Input records
******************************
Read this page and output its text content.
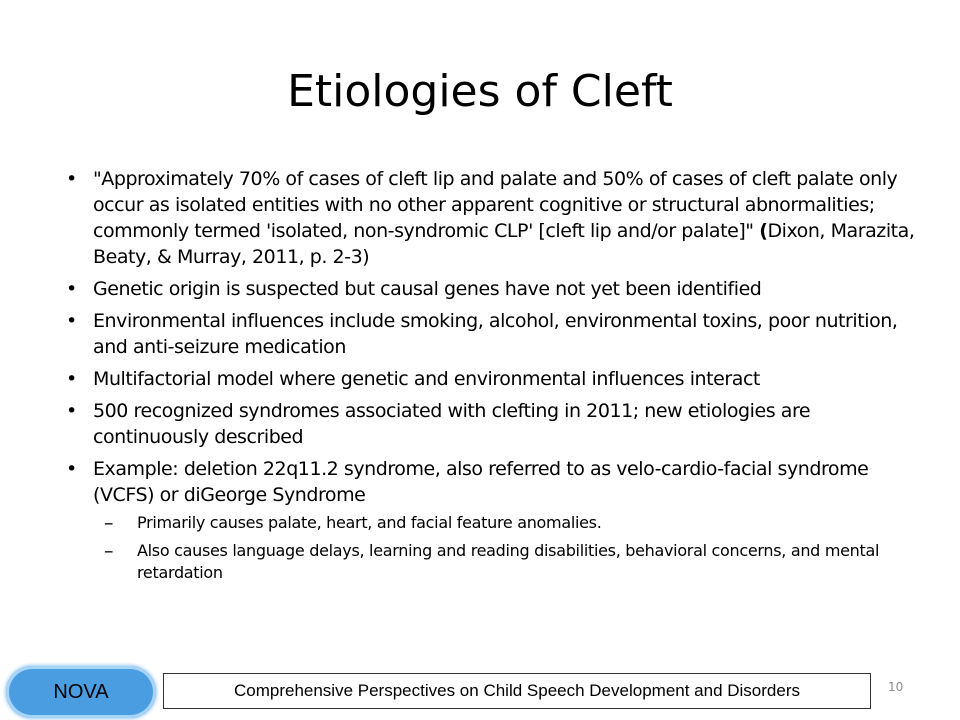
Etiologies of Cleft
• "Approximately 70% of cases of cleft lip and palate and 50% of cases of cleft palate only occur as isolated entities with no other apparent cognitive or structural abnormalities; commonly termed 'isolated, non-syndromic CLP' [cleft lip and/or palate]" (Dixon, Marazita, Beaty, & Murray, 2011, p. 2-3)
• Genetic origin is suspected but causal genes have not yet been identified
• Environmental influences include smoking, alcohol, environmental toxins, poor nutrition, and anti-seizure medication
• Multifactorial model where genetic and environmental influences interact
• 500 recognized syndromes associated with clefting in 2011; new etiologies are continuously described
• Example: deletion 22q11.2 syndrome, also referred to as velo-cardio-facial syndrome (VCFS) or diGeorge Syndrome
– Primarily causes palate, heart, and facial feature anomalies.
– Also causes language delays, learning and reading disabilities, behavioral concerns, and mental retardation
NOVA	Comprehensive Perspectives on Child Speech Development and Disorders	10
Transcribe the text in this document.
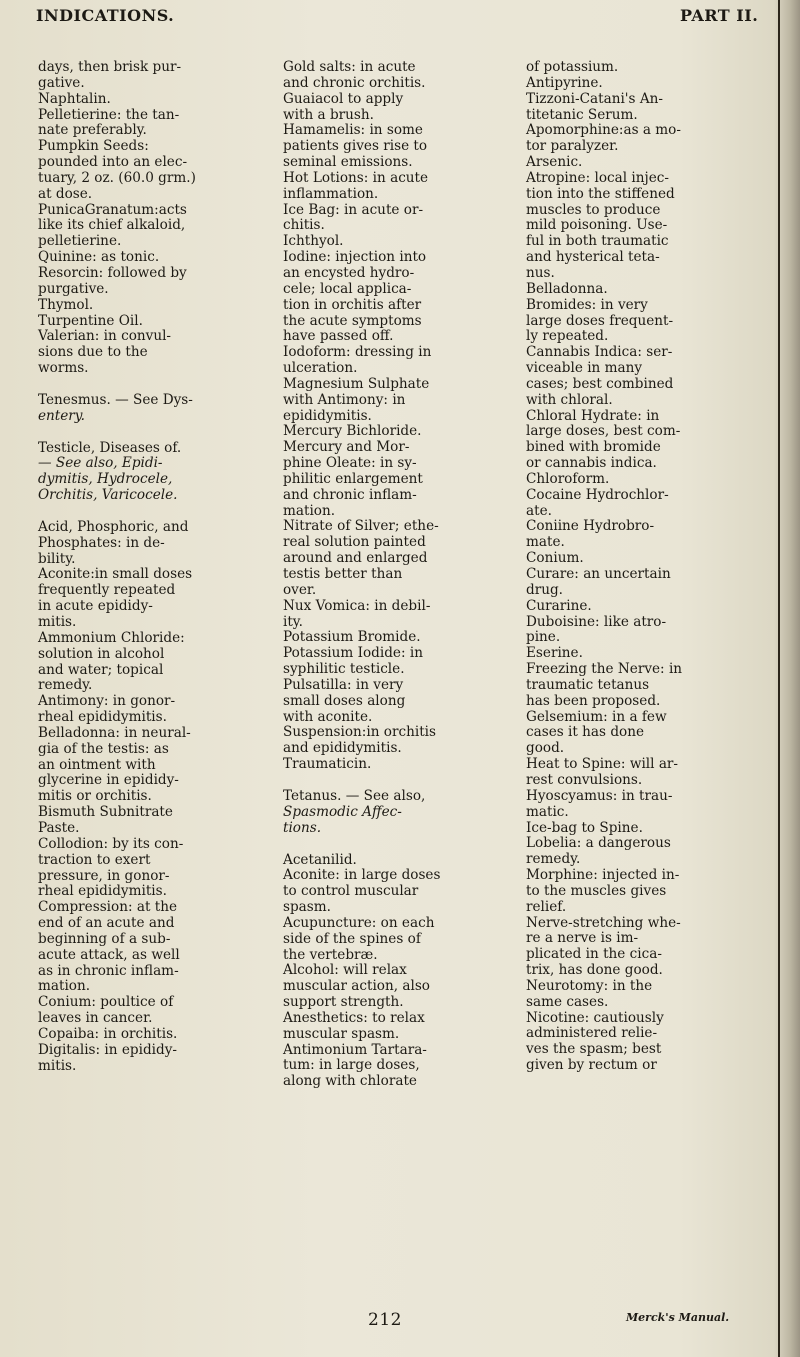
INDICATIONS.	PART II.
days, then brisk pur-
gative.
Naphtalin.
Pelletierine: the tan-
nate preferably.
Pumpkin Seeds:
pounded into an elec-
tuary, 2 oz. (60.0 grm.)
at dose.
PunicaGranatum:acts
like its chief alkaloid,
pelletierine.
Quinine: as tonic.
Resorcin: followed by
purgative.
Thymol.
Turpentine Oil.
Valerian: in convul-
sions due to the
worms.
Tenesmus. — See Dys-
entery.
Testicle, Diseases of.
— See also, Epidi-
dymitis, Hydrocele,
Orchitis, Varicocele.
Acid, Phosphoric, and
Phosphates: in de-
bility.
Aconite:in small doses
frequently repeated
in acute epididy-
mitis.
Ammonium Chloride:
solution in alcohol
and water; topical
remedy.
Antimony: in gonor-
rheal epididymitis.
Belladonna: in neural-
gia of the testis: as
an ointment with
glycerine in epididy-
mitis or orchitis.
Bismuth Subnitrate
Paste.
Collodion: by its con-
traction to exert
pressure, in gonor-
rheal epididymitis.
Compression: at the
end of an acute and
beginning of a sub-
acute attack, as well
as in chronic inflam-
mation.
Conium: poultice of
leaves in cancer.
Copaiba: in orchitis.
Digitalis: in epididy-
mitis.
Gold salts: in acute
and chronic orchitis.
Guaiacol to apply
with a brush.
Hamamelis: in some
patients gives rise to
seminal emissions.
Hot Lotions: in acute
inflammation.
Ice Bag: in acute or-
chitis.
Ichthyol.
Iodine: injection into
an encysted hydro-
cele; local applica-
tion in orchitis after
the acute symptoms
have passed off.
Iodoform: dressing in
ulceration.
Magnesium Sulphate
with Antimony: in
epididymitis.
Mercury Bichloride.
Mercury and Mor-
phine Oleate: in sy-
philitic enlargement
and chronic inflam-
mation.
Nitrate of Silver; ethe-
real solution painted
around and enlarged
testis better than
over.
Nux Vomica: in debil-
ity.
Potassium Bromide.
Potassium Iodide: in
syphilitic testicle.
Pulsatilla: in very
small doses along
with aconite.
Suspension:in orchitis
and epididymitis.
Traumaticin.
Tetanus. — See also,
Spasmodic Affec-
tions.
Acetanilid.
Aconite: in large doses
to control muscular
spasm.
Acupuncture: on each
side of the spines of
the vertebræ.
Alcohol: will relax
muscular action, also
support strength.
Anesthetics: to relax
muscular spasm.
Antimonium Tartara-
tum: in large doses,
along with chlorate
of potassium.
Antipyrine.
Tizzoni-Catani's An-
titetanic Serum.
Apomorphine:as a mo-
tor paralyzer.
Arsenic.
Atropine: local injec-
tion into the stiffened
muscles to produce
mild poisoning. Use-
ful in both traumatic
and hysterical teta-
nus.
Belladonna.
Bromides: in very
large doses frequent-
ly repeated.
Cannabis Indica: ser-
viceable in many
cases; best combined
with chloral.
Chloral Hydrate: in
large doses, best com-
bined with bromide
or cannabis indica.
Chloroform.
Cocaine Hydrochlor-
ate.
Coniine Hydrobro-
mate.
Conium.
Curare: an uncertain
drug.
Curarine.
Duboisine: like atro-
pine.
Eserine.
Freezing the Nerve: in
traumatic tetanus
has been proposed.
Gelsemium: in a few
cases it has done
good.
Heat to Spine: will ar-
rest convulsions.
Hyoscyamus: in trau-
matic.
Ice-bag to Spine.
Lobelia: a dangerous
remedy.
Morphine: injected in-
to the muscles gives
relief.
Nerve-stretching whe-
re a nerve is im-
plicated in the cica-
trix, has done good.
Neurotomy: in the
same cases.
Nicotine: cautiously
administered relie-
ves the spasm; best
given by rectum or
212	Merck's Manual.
******************************
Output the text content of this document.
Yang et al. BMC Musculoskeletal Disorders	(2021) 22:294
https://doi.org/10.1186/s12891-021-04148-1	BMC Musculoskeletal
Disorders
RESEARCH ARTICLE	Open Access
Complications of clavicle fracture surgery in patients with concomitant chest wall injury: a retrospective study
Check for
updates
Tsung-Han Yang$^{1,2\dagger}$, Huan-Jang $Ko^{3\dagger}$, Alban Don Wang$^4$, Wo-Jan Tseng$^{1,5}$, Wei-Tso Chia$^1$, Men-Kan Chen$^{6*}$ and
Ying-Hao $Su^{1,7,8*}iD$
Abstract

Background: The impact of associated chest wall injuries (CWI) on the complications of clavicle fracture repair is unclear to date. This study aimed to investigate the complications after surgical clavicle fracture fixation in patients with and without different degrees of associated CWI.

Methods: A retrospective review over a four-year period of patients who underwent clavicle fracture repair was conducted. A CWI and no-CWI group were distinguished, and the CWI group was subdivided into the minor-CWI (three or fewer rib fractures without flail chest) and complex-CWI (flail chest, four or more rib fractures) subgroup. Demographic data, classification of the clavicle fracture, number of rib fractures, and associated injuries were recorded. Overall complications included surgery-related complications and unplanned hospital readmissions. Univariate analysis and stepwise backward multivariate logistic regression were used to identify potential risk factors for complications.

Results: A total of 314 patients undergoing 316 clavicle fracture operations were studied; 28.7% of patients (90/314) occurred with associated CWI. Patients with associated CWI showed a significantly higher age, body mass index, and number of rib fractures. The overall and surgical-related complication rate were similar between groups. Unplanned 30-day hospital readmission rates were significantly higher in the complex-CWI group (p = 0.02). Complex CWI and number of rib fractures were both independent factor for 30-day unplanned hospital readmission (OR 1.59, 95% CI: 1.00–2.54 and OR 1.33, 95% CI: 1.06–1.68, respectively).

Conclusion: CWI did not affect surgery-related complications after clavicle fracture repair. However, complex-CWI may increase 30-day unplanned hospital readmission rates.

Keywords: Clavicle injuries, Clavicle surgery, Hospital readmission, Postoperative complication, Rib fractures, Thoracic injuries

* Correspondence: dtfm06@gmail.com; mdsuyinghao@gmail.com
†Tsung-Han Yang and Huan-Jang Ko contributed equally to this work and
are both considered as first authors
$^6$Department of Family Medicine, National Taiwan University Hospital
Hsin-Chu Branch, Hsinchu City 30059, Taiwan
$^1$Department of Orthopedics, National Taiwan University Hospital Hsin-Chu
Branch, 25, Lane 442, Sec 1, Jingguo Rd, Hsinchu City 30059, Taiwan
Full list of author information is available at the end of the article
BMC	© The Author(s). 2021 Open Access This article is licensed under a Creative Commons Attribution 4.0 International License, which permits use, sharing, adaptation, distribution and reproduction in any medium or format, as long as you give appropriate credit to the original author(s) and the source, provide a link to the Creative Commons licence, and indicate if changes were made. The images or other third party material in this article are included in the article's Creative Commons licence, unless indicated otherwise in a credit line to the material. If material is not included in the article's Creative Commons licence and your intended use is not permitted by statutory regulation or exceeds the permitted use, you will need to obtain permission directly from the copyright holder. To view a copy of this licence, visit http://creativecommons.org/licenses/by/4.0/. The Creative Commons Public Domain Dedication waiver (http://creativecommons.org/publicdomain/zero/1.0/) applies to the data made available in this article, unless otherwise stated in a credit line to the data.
******************************
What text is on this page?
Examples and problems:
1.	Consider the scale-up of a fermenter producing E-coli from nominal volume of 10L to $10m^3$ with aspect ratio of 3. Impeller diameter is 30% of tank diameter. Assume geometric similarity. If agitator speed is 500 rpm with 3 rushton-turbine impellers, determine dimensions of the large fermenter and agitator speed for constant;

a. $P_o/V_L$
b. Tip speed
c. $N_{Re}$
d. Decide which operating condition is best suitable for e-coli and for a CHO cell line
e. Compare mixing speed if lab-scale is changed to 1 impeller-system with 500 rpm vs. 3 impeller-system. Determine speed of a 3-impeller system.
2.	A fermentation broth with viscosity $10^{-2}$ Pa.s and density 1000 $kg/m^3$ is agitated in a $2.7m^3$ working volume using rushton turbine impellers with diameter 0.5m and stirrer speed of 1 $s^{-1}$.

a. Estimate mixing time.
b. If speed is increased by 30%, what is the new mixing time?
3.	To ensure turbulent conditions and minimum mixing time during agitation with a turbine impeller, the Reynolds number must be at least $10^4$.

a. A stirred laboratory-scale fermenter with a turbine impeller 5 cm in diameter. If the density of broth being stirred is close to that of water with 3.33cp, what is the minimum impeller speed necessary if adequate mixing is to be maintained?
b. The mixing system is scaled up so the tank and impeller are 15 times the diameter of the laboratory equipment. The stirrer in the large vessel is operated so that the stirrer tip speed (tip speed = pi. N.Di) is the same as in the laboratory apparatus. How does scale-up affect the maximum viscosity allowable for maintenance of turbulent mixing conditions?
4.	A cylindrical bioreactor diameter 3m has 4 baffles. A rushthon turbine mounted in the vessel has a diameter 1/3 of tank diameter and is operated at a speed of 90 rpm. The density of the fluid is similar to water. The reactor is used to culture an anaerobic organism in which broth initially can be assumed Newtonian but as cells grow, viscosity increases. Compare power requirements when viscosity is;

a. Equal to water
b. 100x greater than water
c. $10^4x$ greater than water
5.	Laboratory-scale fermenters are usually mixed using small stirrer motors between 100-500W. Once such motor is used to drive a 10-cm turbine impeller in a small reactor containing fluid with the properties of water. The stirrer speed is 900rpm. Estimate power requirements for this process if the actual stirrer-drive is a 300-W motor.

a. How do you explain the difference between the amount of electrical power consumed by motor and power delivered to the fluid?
******************************
What lines in the data above contain the word "local"? Copy them all.

cele; local applica-
Atropine: local injec-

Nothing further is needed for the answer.